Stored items
☆ ☆ ☆

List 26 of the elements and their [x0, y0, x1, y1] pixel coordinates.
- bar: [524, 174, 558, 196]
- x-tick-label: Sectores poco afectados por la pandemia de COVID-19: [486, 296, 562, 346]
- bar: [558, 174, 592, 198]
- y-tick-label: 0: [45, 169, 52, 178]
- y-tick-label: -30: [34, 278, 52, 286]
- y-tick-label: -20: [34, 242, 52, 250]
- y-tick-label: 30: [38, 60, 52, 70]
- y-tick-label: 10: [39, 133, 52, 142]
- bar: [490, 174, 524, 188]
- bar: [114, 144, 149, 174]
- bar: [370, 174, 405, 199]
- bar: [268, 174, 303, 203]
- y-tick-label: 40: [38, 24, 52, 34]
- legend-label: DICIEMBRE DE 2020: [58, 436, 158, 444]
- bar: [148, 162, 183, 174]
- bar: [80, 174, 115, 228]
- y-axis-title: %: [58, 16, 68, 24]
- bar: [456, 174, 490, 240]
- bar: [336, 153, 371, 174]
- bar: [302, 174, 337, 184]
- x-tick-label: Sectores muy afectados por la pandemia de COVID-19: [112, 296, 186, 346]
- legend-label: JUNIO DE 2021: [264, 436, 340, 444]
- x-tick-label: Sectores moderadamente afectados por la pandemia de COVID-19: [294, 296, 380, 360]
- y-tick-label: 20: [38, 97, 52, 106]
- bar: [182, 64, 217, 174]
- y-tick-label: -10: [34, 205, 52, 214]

☆ ☆ ☆

*WHAT IS ASKED*:
Rewrite all of the items above, changing every "pandemia de COVID-19" to "crisis sanitaria" and keeping everything else the same.

*RESPONSE TO THIS EXERCISE*:
List 26 of the elements and their [x0, y0, x1, y1] pixel coordinates.
- bar: [524, 174, 558, 196]
- x-tick-label: Sectores poco afectados por la crisis sanitaria: [486, 296, 562, 346]
- bar: [558, 174, 592, 198]
- y-tick-label: 0: [45, 169, 52, 178]
- y-tick-label: -30: [34, 278, 52, 286]
- y-tick-label: -20: [34, 242, 52, 250]
- y-tick-label: 30: [38, 60, 52, 70]
- y-tick-label: 10: [39, 133, 52, 142]
- bar: [490, 174, 524, 188]
- bar: [114, 144, 149, 174]
- bar: [370, 174, 405, 199]
- bar: [268, 174, 303, 203]
- y-tick-label: 40: [38, 24, 52, 34]
- legend-label: DICIEMBRE DE 2020: [58, 436, 158, 444]
- bar: [148, 162, 183, 174]
- bar: [80, 174, 115, 228]
- y-axis-title: %: [58, 16, 68, 24]
- bar: [456, 174, 490, 240]
- bar: [336, 153, 371, 174]
- bar: [302, 174, 337, 184]
- x-tick-label: Sectores muy afectados por la crisis sanitaria: [112, 296, 186, 346]
- legend-label: JUNIO DE 2021: [264, 436, 340, 444]
- x-tick-label: Sectores moderadamente afectados por la crisis sanitaria: [294, 296, 380, 360]
- y-tick-label: 20: [38, 97, 52, 106]
- bar: [182, 64, 217, 174]
- y-tick-label: -10: [34, 205, 52, 214]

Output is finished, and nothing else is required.